Output an exact reproduction of the data.

• [RECORDS PROVIDED]
------------------------
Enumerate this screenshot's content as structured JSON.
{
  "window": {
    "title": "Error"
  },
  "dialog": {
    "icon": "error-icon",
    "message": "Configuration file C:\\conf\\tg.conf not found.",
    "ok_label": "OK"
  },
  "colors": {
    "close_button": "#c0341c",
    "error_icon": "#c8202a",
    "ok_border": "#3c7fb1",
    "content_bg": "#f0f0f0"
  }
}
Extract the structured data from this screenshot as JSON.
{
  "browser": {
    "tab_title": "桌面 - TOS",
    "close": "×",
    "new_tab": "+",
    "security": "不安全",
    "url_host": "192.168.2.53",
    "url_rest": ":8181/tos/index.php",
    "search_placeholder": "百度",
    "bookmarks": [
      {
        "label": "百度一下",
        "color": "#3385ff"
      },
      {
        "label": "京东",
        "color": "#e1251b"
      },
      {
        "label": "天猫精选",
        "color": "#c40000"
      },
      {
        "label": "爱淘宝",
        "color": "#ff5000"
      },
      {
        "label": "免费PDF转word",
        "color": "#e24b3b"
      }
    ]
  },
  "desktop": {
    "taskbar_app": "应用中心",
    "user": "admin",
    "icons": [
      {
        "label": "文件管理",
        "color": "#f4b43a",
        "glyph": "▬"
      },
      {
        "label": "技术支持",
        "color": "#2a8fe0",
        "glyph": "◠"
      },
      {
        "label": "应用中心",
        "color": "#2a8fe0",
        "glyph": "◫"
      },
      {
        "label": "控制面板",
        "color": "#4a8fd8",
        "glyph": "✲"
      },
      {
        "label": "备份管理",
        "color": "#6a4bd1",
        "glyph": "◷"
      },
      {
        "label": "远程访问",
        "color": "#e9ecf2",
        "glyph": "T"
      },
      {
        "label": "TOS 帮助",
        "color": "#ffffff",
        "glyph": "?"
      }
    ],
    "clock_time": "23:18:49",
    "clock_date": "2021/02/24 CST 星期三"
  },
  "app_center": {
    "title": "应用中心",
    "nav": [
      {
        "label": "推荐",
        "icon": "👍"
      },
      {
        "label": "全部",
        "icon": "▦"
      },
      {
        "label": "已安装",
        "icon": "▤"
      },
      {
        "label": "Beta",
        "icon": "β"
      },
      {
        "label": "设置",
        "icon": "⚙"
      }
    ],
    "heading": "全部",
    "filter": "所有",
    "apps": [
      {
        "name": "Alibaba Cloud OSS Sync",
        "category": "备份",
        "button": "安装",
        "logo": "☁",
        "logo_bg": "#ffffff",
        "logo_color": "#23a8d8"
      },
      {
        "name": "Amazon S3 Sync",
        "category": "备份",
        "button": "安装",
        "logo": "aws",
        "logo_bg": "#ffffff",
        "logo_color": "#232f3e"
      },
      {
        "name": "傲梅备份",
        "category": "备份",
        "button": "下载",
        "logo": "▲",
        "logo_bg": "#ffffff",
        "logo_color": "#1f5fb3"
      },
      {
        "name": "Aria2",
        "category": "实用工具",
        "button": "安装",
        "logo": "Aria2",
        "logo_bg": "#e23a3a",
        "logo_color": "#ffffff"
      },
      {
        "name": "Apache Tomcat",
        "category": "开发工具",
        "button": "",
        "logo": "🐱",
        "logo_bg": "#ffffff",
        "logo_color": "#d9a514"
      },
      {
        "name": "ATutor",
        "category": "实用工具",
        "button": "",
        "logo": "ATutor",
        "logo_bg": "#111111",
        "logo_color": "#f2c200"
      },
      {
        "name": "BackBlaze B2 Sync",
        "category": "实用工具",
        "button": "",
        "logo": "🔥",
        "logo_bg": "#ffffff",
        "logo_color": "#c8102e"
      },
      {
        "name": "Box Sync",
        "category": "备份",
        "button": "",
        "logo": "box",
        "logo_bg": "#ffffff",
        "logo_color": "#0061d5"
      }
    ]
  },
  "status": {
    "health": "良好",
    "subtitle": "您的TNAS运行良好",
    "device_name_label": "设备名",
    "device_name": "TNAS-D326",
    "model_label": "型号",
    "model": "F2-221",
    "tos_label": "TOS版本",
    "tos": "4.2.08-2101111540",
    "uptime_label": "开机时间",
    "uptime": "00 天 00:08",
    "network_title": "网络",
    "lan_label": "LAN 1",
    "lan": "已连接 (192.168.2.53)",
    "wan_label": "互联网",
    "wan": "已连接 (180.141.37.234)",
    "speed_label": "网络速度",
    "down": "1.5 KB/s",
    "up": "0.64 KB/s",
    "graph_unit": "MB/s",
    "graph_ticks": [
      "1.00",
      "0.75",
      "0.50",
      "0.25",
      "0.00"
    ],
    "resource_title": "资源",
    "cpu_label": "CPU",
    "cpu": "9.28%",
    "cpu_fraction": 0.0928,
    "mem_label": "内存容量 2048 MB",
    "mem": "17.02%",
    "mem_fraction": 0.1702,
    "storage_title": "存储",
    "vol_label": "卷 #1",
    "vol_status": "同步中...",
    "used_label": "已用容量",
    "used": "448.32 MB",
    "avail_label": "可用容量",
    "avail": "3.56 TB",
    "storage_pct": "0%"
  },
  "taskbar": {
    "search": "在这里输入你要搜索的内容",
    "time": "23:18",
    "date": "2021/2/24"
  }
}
------------------------
• [SOLUTION TO THIS PROBLEM]
Enumerate this screenshot's content as structured JSON.
{
  "window": {
    "title": "Error"
  },
  "dialog": {
    "icon": "error-icon",
    "message": "Configuration file C:\\conf\\tg.conf not found.",
    "ok_label": "OK"
  },
  "colors": {
    "close_button": "#c0341c",
    "error_icon": "#c8202a",
    "ok_border": "#3c7fb1",
    "content_bg": "#f0f0f0"
  }
}
Extract the structured data from this screenshot as JSON.
{
  "browser": {
    "tab_title": "桌面 - TOS",
    "close": "×",
    "new_tab": "+",
    "security": "不安全",
    "url_host": "192.168.2.53",
    "url_rest": ":8181/tos/index.php",
    "search_placeholder": "百度",
    "bookmarks": [
      {
        "label": "百度一下",
        "color": "#3385ff"
      },
      {
        "label": "京东",
        "color": "#e1251b"
      },
      {
        "label": "天猫精选",
        "color": "#c40000"
      },
      {
        "label": "爱淘宝",
        "color": "#ff5000"
      },
      {
        "label": "免费PDF转word",
        "color": "#e24b3b"
      }
    ]
  },
  "desktop": {
    "taskbar_app": "应用中心",
    "user": "admin",
    "icons": [
      {
        "label": "文件管理",
        "color": "#f4b43a",
        "glyph": "▬"
      },
      {
        "label": "技术支持",
        "color": "#2a8fe0",
        "glyph": "◠"
      },
      {
        "label": "应用中心",
        "color": "#2a8fe0",
        "glyph": "◫"
      },
      {
        "label": "控制面板",
        "color": "#4a8fd8",
        "glyph": "✲"
      },
      {
        "label": "备份管理",
        "color": "#6a4bd1",
        "glyph": "◷"
      },
      {
        "label": "远程访问",
        "color": "#e9ecf2",
        "glyph": "T"
      },
      {
        "label": "TOS 帮助",
        "color": "#ffffff",
        "glyph": "?"
      }
    ],
    "clock_time": "23:18:49",
    "clock_date": "2021/02/24 CST 星期三"
  },
  "app_center": {
    "title": "应用中心",
    "nav": [
      {
        "label": "推荐",
        "icon": "👍"
      },
      {
        "label": "全部",
        "icon": "▦"
      },
      {
        "label": "已安装",
        "icon": "▤"
      },
      {
        "label": "Beta",
        "icon": "β"
      },
      {
        "label": "设置",
        "icon": "⚙"
      }
    ],
    "heading": "全部",
    "filter": "所有",
    "apps": [
      {
        "name": "Alibaba Cloud OSS Sync",
        "category": "备份",
        "button": "安装",
        "logo": "☁",
        "logo_bg": "#ffffff",
        "logo_color": "#23a8d8"
      },
      {
        "name": "Amazon S3 Sync",
        "category": "备份",
        "button": "安装",
        "logo": "aws",
        "logo_bg": "#ffffff",
        "logo_color": "#232f3e"
      },
      {
        "name": "傲梅备份",
        "category": "备份",
        "button": "下载",
        "logo": "▲",
        "logo_bg": "#ffffff",
        "logo_color": "#1f5fb3"
      },
      {
        "name": "Aria2",
        "category": "实用工具",
        "button": "安装",
        "logo": "Aria2",
        "logo_bg": "#e23a3a",
        "logo_color": "#ffffff"
      },
      {
        "name": "Apache Tomcat",
        "category": "开发工具",
        "button": "",
        "logo": "🐱",
        "logo_bg": "#ffffff",
        "logo_color": "#d9a514"
      },
      {
        "name": "ATutor",
        "category": "实用工具",
        "button": "",
        "logo": "ATutor",
        "logo_bg": "#111111",
        "logo_color": "#f2c200"
      },
      {
        "name": "BackBlaze B2 Sync",
        "category": "实用工具",
        "button": "",
        "logo": "🔥",
        "logo_bg": "#ffffff",
        "logo_color": "#c8102e"
      },
      {
        "name": "Box Sync",
        "category": "备份",
        "button": "",
        "logo": "box",
        "logo_bg": "#ffffff",
        "logo_color": "#0061d5"
      }
    ]
  },
  "status": {
    "health": "良好",
    "subtitle": "您的TNAS运行良好",
    "device_name_label": "设备名",
    "device_name": "TNAS-D326",
    "model_label": "型号",
    "model": "F2-221",
    "tos_label": "TOS版本",
    "tos": "4.2.08-2101111540",
    "uptime_label": "开机时间",
    "uptime": "00 天 00:08",
    "network_title": "网络",
    "lan_label": "LAN 1",
    "lan": "已连接 (192.168.2.53)",
    "wan_label": "互联网",
    "wan": "已连接 (180.141.37.234)",
    "speed_label": "网络速度",
    "down": "1.5 KB/s",
    "up": "0.64 KB/s",
    "graph_unit": "MB/s",
    "graph_ticks": [
      "1.00",
      "0.75",
      "0.50",
      "0.25",
      "0.00"
    ],
    "resource_title": "资源",
    "cpu_label": "CPU",
    "cpu": "9.28%",
    "cpu_fraction": 0.0928,
    "mem_label": "内存容量 2048 MB",
    "mem": "17.02%",
    "mem_fraction": 0.1702,
    "storage_title": "存储",
    "vol_label": "卷 #1",
    "vol_status": "同步中...",
    "used_label": "已用容量",
    "used": "448.32 MB",
    "avail_label": "可用容量",
    "avail": "3.56 TB",
    "storage_pct": "0%"
  },
  "taskbar": {
    "search": "在这里输入你要搜索的内容",
    "time": "23:18",
    "date": "2021/2/24"
  }
}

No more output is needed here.